> _EXERCISE TASK_
All entries are to be quoted exactly; the images stay out of the copy.

— start DATASET ROWS —

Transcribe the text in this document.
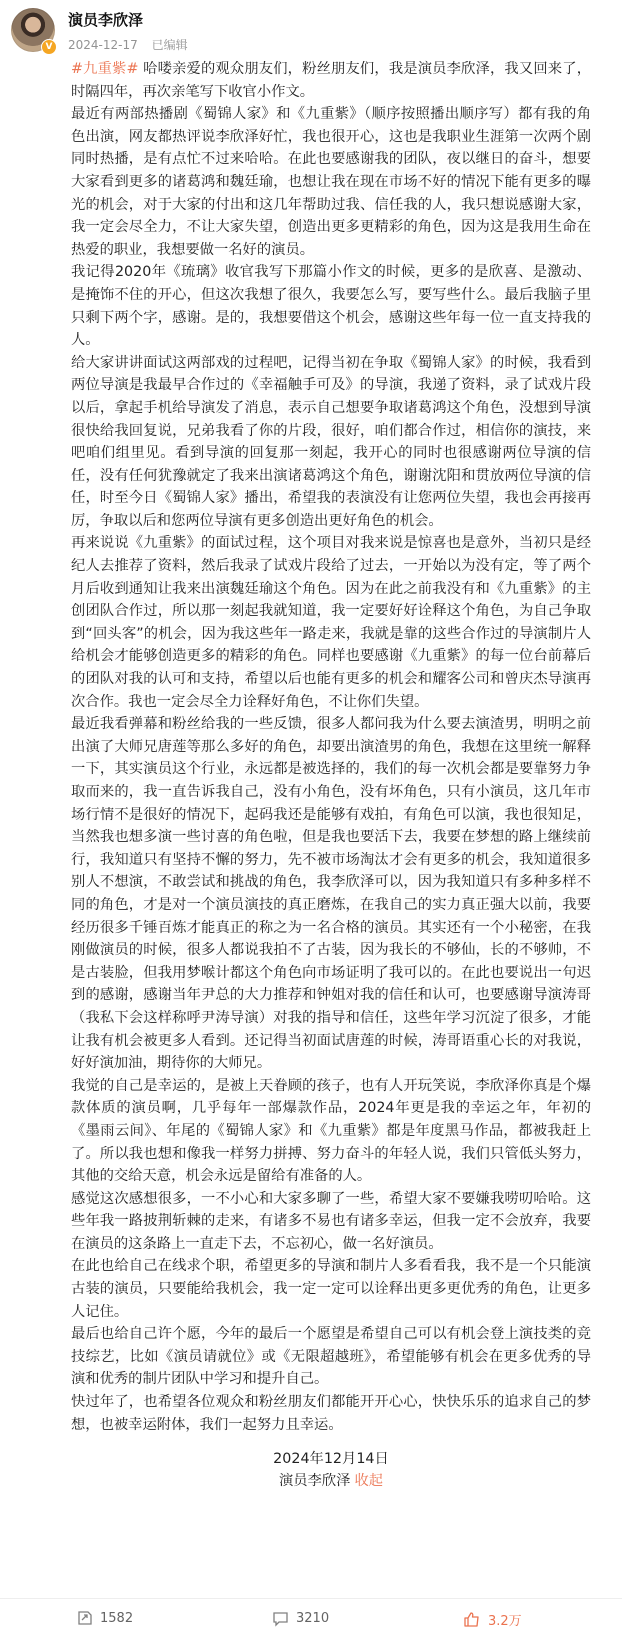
V
演员李欣泽
2024-12-17 已编辑

#九重紫# 哈喽亲爱的观众朋友们，粉丝朋友们，我是演员李欣泽，我又回来了，时隔四年，再次亲笔写下收官小作文。

最近有两部热播剧《蜀锦人家》和《九重紫》（顺序按照播出顺序写）都有我的角色出演，网友都热评说李欣泽好忙，我也很开心，这也是我职业生涯第一次两个剧同时热播，是有点忙不过来哈哈。在此也要感谢我的团队，夜以继日的奋斗，想要大家看到更多的诸葛鸿和魏廷瑜，也想让我在现在市场不好的情况下能有更多的曝光的机会，对于大家的付出和这几年帮助过我、信任我的人，我只想说感谢大家，我一定会尽全力，不让大家失望，创造出更多更精彩的角色，因为这是我用生命在热爱的职业，我想要做一名好的演员。

我记得2020年《琉璃》收官我写下那篇小作文的时候，更多的是欣喜、是激动、是掩饰不住的开心，但这次我想了很久，我要怎么写，要写些什么。最后我脑子里只剩下两个字，感谢。是的，我想要借这个机会，感谢这些年每一位一直支持我的人。

给大家讲讲面试这两部戏的过程吧，记得当初在争取《蜀锦人家》的时候，我看到两位导演是我最早合作过的《幸福触手可及》的导演，我递了资料，录了试戏片段以后，拿起手机给导演发了消息，表示自己想要争取诸葛鸿这个角色，没想到导演很快给我回复说，兄弟我看了你的片段，很好，咱们都合作过，相信你的演技，来吧咱们组里见。看到导演的回复那一刻起，我开心的同时也很感谢两位导演的信任，没有任何犹豫就定了我来出演诸葛鸿这个角色，谢谢沈阳和贯放两位导演的信任，时至今日《蜀锦人家》播出，希望我的表演没有让您两位失望，我也会再接再厉，争取以后和您两位导演有更多创造出更好角色的机会。

再来说说《九重紫》的面试过程，这个项目对我来说是惊喜也是意外，当初只是经纪人去推荐了资料，然后我录了试戏片段给了过去，一开始以为没有定，等了两个月后收到通知让我来出演魏廷瑜这个角色。因为在此之前我没有和《九重紫》的主创团队合作过，所以那一刻起我就知道，我一定要好好诠释这个角色，为自己争取到“回头客”的机会，因为我这些年一路走来，我就是靠的这些合作过的导演制片人给机会才能够创造更多的精彩的角色。同样也要感谢《九重紫》的每一位台前幕后的团队对我的认可和支持，希望以后也能有更多的机会和耀客公司和曾庆杰导演再次合作。我也一定会尽全力诠释好角色，不让你们失望。

最近我看弹幕和粉丝给我的一些反馈，很多人都问我为什么要去演渣男，明明之前出演了大师兄唐莲等那么多好的角色，却要出演渣男的角色，我想在这里统一解释一下，其实演员这个行业，永远都是被选择的，我们的每一次机会都是要靠努力争取而来的，我一直告诉我自己，没有小角色，没有坏角色，只有小演员，这几年市场行情不是很好的情况下，起码我还是能够有戏拍，有角色可以演，我也很知足，当然我也想多演一些讨喜的角色啦，但是我也要活下去，我要在梦想的路上继续前行，我知道只有坚持不懈的努力，先不被市场淘汰才会有更多的机会，我知道很多别人不想演，不敢尝试和挑战的角色，我李欣泽可以，因为我知道只有多种多样不同的角色，才是对一个演员演技的真正磨炼，在我自己的实力真正强大以前，我要经历很多千锤百炼才能真正的称之为一名合格的演员。其实还有一个小秘密，在我刚做演员的时候，很多人都说我拍不了古装，因为我长的不够仙，长的不够帅，不是古装脸，但我用梦喉计都这个角色向市场证明了我可以的。在此也要说出一句迟到的感谢，感谢当年尹总的大力推荐和钟姐对我的信任和认可，也要感谢导演涛哥（我私下会这样称呼尹涛导演）对我的指导和信任，这些年学习沉淀了很多，才能让我有机会被更多人看到。还记得当初面试唐莲的时候，涛哥语重心长的对我说，好好演加油，期待你的大师兄。

我觉的自己是幸运的，是被上天眷顾的孩子，也有人开玩笑说，李欣泽你真是个爆款体质的演员啊，几乎每年一部爆款作品，2024年更是我的幸运之年，年初的《墨雨云间》、年尾的《蜀锦人家》和《九重紫》都是年度黑马作品，都被我赶上了。所以我也想和像我一样努力拼搏、努力奋斗的年轻人说，我们只管低头努力，其他的交给天意，机会永远是留给有准备的人。

感觉这次感想很多，一不小心和大家多聊了一些，希望大家不要嫌我唠叨哈哈。这些年我一路披荆斩棘的走来，有诸多不易也有诸多幸运，但我一定不会放弃，我要在演员的这条路上一直走下去，不忘初心，做一名好演员。

在此也给自己在线求个职，希望更多的导演和制片人多看看我，我不是一个只能演古装的演员，只要能给我机会，我一定一定可以诠释出更多更优秀的角色，让更多人记住。

最后也给自己许个愿，今年的最后一个愿望是希望自己可以有机会登上演技类的竞技综艺，比如《演员请就位》或《无限超越班》，希望能够有机会在更多优秀的导演和优秀的制片团队中学习和提升自己。

快过年了，也希望各位观众和粉丝朋友们都能开开心心，快快乐乐的追求自己的梦想，也被幸运附体，我们一起努力且幸运。

2024年12月14日
演员李欣泽 收起
1582	3210	3.2万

— end DATASET ROWS —

> _FULL ANSWER_
Transcribe the text in this document.
V
演员李欣泽
2024-12-17 已编辑

#九重紫# 哈喽亲爱的观众朋友们，粉丝朋友们，我是演员李欣泽，我又回来了，时隔四年，再次亲笔写下收官小作文。

最近有两部热播剧《蜀锦人家》和《九重紫》（顺序按照播出顺序写）都有我的角色出演，网友都热评说李欣泽好忙，我也很开心，这也是我职业生涯第一次两个剧同时热播，是有点忙不过来哈哈。在此也要感谢我的团队，夜以继日的奋斗，想要大家看到更多的诸葛鸿和魏廷瑜，也想让我在现在市场不好的情况下能有更多的曝光的机会，对于大家的付出和这几年帮助过我、信任我的人，我只想说感谢大家，我一定会尽全力，不让大家失望，创造出更多更精彩的角色，因为这是我用生命在热爱的职业，我想要做一名好的演员。

我记得2020年《琉璃》收官我写下那篇小作文的时候，更多的是欣喜、是激动、是掩饰不住的开心，但这次我想了很久，我要怎么写，要写些什么。最后我脑子里只剩下两个字，感谢。是的，我想要借这个机会，感谢这些年每一位一直支持我的人。

给大家讲讲面试这两部戏的过程吧，记得当初在争取《蜀锦人家》的时候，我看到两位导演是我最早合作过的《幸福触手可及》的导演，我递了资料，录了试戏片段以后，拿起手机给导演发了消息，表示自己想要争取诸葛鸿这个角色，没想到导演很快给我回复说，兄弟我看了你的片段，很好，咱们都合作过，相信你的演技，来吧咱们组里见。看到导演的回复那一刻起，我开心的同时也很感谢两位导演的信任，没有任何犹豫就定了我来出演诸葛鸿这个角色，谢谢沈阳和贯放两位导演的信任，时至今日《蜀锦人家》播出，希望我的表演没有让您两位失望，我也会再接再厉，争取以后和您两位导演有更多创造出更好角色的机会。

再来说说《九重紫》的面试过程，这个项目对我来说是惊喜也是意外，当初只是经纪人去推荐了资料，然后我录了试戏片段给了过去，一开始以为没有定，等了两个月后收到通知让我来出演魏廷瑜这个角色。因为在此之前我没有和《九重紫》的主创团队合作过，所以那一刻起我就知道，我一定要好好诠释这个角色，为自己争取到“回头客”的机会，因为我这些年一路走来，我就是靠的这些合作过的导演制片人给机会才能够创造更多的精彩的角色。同样也要感谢《九重紫》的每一位台前幕后的团队对我的认可和支持，希望以后也能有更多的机会和耀客公司和曾庆杰导演再次合作。我也一定会尽全力诠释好角色，不让你们失望。

最近我看弹幕和粉丝给我的一些反馈，很多人都问我为什么要去演渣男，明明之前出演了大师兄唐莲等那么多好的角色，却要出演渣男的角色，我想在这里统一解释一下，其实演员这个行业，永远都是被选择的，我们的每一次机会都是要靠努力争取而来的，我一直告诉我自己，没有小角色，没有坏角色，只有小演员，这几年市场行情不是很好的情况下，起码我还是能够有戏拍，有角色可以演，我也很知足，当然我也想多演一些讨喜的角色啦，但是我也要活下去，我要在梦想的路上继续前行，我知道只有坚持不懈的努力，先不被市场淘汰才会有更多的机会，我知道很多别人不想演，不敢尝试和挑战的角色，我李欣泽可以，因为我知道只有多种多样不同的角色，才是对一个演员演技的真正磨炼，在我自己的实力真正强大以前，我要经历很多千锤百炼才能真正的称之为一名合格的演员。其实还有一个小秘密，在我刚做演员的时候，很多人都说我拍不了古装，因为我长的不够仙，长的不够帅，不是古装脸，但我用梦喉计都这个角色向市场证明了我可以的。在此也要说出一句迟到的感谢，感谢当年尹总的大力推荐和钟姐对我的信任和认可，也要感谢导演涛哥（我私下会这样称呼尹涛导演）对我的指导和信任，这些年学习沉淀了很多，才能让我有机会被更多人看到。还记得当初面试唐莲的时候，涛哥语重心长的对我说，好好演加油，期待你的大师兄。

我觉的自己是幸运的，是被上天眷顾的孩子，也有人开玩笑说，李欣泽你真是个爆款体质的演员啊，几乎每年一部爆款作品，2024年更是我的幸运之年，年初的《墨雨云间》、年尾的《蜀锦人家》和《九重紫》都是年度黑马作品，都被我赶上了。所以我也想和像我一样努力拼搏、努力奋斗的年轻人说，我们只管低头努力，其他的交给天意，机会永远是留给有准备的人。

感觉这次感想很多，一不小心和大家多聊了一些，希望大家不要嫌我唠叨哈哈。这些年我一路披荆斩棘的走来，有诸多不易也有诸多幸运，但我一定不会放弃，我要在演员的这条路上一直走下去，不忘初心，做一名好演员。

在此也给自己在线求个职，希望更多的导演和制片人多看看我，我不是一个只能演古装的演员，只要能给我机会，我一定一定可以诠释出更多更优秀的角色，让更多人记住。

最后也给自己许个愿，今年的最后一个愿望是希望自己可以有机会登上演技类的竞技综艺，比如《演员请就位》或《无限超越班》，希望能够有机会在更多优秀的导演和优秀的制片团队中学习和提升自己。

快过年了，也希望各位观众和粉丝朋友们都能开开心心，快快乐乐的追求自己的梦想，也被幸运附体，我们一起努力且幸运。

2024年12月14日
演员李欣泽 收起
1582	3210	3.2万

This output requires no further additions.